- [AIM OF THE TASK] Each line that holds the word "означает" counts once; report how many lines do so and nothing else.

··· RECORDS TO PROCESS

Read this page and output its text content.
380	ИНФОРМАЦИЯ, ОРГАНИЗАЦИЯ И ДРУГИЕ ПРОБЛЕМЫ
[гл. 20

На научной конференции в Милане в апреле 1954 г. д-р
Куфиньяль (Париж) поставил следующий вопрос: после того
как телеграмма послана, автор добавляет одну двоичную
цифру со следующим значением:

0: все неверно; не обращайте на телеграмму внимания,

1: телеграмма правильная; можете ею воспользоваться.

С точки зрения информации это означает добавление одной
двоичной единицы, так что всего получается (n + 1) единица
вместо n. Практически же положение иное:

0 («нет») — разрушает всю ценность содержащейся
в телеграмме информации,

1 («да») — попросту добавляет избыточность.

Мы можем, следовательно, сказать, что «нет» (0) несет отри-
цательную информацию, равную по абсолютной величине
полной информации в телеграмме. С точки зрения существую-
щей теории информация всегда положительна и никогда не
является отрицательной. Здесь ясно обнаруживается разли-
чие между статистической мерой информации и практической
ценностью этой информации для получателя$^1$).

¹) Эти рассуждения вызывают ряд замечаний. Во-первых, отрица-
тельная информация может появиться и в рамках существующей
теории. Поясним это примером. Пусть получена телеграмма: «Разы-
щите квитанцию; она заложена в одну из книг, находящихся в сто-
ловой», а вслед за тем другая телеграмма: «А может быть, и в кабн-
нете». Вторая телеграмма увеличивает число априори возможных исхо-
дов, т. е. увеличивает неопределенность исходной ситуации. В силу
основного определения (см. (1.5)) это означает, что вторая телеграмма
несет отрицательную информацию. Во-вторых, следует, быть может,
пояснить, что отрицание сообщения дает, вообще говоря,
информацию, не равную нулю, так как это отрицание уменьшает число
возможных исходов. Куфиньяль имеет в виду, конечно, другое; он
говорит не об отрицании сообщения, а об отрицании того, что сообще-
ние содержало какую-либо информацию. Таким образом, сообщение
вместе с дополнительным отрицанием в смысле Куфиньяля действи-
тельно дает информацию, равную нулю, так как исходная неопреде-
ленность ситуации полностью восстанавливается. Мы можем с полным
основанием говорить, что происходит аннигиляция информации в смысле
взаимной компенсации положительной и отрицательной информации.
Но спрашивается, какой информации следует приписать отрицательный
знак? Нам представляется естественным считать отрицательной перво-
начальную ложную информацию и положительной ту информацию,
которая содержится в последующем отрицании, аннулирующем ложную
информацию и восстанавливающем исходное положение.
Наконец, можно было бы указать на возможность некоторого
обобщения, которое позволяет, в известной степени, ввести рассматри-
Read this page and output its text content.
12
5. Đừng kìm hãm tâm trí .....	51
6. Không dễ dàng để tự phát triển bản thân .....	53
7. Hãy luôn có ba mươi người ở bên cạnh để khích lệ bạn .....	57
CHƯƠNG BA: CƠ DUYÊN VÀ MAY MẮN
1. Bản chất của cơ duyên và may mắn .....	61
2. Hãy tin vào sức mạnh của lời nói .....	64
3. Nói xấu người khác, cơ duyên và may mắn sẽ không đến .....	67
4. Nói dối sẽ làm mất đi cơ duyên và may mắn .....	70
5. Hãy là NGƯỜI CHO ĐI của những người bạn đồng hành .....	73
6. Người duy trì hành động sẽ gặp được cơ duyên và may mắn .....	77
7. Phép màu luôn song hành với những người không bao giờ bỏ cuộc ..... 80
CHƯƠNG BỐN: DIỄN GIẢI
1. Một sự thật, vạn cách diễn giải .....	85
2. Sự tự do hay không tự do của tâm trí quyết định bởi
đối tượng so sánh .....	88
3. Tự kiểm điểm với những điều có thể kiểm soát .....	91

······

- [RESPONSE BELOW] 2